§ EXTRAIT DU DOCUMENT
###
Entretien avec Alex Ebang Mbélé, président de l’organisation NADA au Gabon

Published on 3 mars 2025
ICON/BTN/arrow/2/arrow-down Created with Sketch. Création - gestion d'aires protégéesEntretien avec Alex Ebang Mbélé, président de l’organisation NADA au Gabon

Bonjour Alex. Tu es le président de l’organisation NADA, au Gabon. Peux-tu nous dire un mot sur NADA, plus spécifiquement sur l’histoire qui explique sa création, et qui me semble assez atypique ?

 

En effet, je suis le président de l’association Nsombou Abalghe-Dzal (NADA) et point focal du consortium APAC au Gabon. NADA est une organisation communautaire implantée à Makokou, dans la province de l’Ogooué Ivindo, au nord-est du Gabon.

 

Cette région est particulière. En effet, elle est située au cœur du bassin du Congo, elle constitue un poumon pour la planète, et un véritable ilot de biodiversité. Elle abrite des zones cle de la biodiversité au Gabon comme les monts Belinga, Sassamongo et Mbengoué et fait à ce titre partie du fameux Landscape TRIDOM. Ce territoire compte deux parcs du patrimoine mondial de l’Unesco (parcs nationaux de la Lopé et de l’Ivindo), le parc national de Mwagna et est connectée à celui de Minkébé.

 

Au sein de cette zone opèrent de longue date un grand nombre d’exploitants forestiers et miniers, et l’activité d’orpaillage artisanal connaît une accélération au cours des dernières années. Plusieurs forêts communautaires sont reconnues au profit de communautés dépendantes de ces espaces, avec la présence au sein de ceux-ci de nombreuses ressources forestières  telles que la viande de brousse ou les produits forestiers non ligneux (PFNL). Ce territoire contient également de nombreux sites importants au niveau culturel et des sites ancestraux. Pour résumer, il s’agit d’une zone très dynamique en termes d’acteurs et de forces en présence, où de nombreux usages de la terre et de la forêt sont observés, de manière parfois conflictuelle.
###
Répondez brièvement à ces questions à partir de l'entretien.
(a) Dans quelle ville l'organisation NADA est-elle implantée ?
(b) Quels sont les deux parcs nationaux du patrimoine mondial de l'Unesco cités ?
(c) Quelle activité connaît une accélération au cours des dernières années ?

§ DONNÉES FOURNIES
###
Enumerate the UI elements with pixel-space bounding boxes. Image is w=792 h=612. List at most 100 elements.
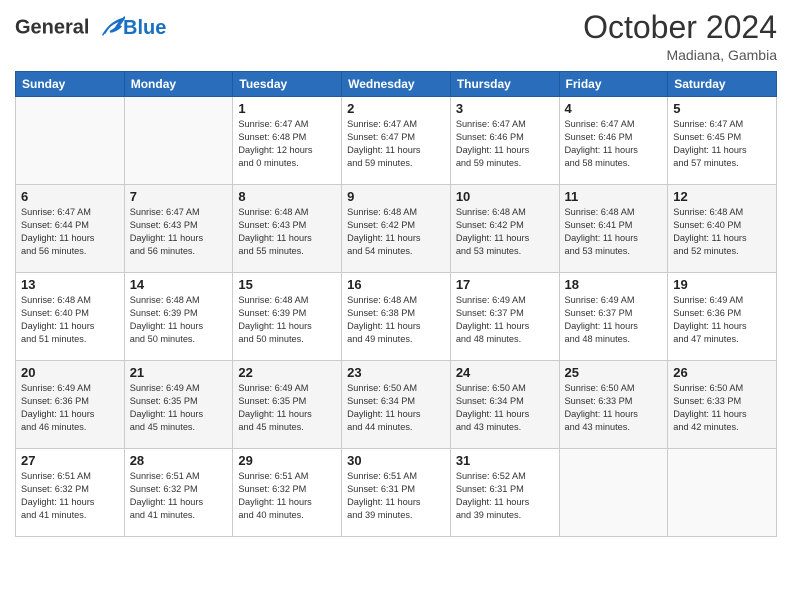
###
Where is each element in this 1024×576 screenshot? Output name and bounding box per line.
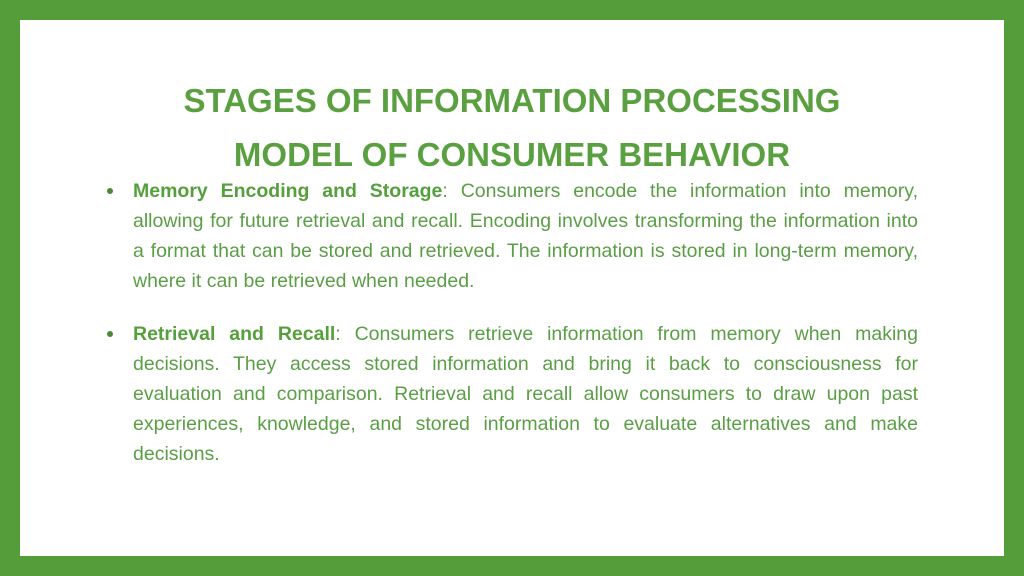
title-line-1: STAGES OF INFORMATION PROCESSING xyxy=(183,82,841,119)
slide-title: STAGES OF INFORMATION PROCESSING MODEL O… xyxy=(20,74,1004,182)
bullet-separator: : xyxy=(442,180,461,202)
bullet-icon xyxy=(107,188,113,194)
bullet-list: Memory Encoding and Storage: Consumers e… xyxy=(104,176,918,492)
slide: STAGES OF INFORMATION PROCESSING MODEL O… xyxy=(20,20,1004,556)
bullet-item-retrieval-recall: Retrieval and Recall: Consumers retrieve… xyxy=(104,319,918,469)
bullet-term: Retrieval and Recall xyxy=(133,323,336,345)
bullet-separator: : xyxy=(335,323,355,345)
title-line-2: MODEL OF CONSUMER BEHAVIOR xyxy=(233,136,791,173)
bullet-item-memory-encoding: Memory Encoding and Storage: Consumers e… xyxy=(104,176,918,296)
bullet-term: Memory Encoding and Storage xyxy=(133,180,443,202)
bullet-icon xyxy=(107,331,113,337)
###
§ RÉSULTAT FINAL
(a) À Makokou.
(b) Les parcs nationaux de la Lopé et de l'Ivindo.
(c) L'orpaillage artisanal.